Stated problem -> Filter this material down to the lines that hold "NASA", copying each one.

Supplied entries ->
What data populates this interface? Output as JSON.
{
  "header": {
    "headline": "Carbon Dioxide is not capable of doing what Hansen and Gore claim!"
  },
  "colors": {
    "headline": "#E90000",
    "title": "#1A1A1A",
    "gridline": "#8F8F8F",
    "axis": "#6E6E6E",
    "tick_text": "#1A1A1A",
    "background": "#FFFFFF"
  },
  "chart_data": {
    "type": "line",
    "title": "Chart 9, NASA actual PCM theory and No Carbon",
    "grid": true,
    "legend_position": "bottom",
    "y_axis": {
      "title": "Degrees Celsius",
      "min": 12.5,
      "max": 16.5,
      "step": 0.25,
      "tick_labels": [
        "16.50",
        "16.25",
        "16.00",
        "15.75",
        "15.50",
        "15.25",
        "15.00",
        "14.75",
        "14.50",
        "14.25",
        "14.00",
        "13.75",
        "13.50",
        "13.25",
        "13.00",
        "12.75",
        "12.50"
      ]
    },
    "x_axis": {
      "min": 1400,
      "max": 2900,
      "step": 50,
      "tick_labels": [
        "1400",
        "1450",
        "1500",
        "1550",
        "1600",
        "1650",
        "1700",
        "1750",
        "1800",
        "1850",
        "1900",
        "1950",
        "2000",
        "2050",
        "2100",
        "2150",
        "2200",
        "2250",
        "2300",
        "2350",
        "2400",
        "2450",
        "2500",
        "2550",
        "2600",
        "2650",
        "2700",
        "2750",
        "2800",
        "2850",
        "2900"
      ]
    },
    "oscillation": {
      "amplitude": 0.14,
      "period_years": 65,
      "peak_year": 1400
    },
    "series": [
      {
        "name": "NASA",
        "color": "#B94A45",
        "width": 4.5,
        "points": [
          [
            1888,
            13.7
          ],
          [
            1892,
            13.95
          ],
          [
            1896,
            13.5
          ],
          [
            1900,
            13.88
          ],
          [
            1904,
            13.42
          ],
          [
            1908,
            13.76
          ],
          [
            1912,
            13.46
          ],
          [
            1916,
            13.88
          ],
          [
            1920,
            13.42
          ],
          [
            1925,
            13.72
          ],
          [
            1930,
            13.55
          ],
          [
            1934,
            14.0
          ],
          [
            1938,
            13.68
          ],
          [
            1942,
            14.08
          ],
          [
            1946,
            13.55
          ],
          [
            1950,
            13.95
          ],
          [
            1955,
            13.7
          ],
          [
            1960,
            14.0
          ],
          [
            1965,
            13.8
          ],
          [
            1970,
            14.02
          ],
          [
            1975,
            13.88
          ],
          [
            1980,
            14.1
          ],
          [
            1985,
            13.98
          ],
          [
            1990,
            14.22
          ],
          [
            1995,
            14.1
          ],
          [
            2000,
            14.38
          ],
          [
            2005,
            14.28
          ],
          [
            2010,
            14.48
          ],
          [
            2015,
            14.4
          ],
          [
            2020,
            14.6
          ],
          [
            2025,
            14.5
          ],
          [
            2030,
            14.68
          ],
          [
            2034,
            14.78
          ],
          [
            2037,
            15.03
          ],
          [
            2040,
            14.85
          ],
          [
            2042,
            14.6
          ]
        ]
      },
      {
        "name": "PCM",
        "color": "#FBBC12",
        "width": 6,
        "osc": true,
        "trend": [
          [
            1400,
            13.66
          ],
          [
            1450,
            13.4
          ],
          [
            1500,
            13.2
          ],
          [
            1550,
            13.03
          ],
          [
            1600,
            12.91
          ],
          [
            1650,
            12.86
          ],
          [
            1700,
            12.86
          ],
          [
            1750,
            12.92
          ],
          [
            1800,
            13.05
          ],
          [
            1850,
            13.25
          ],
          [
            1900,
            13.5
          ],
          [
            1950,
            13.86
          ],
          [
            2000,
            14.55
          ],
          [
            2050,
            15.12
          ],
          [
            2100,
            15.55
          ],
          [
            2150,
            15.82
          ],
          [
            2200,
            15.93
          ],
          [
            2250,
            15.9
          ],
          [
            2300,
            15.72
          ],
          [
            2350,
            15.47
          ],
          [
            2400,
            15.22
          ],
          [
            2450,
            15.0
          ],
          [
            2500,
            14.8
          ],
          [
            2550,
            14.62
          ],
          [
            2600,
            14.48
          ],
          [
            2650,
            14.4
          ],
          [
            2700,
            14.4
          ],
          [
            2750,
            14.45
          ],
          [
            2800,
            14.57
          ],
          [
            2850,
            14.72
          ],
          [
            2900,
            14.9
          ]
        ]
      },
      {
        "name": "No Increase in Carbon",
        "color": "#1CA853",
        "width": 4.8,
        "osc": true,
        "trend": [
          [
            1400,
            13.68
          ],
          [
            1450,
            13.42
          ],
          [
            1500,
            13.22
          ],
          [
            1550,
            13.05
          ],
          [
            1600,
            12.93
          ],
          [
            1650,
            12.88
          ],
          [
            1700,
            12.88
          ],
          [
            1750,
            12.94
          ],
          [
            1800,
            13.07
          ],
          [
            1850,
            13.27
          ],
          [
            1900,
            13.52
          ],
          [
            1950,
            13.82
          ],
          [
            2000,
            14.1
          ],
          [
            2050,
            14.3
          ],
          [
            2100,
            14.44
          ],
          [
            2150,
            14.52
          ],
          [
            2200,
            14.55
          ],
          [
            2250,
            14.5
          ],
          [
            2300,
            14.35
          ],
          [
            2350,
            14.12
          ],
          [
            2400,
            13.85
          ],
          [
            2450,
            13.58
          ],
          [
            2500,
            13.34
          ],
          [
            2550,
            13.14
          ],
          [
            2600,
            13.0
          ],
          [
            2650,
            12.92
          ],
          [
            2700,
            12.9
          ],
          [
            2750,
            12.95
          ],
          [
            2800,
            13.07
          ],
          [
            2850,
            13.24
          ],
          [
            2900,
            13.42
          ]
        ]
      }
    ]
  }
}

Output of the exercise ->
    "title": "Chart 9, NASA actual PCM theory and No Carbon",
        "name": "NASA",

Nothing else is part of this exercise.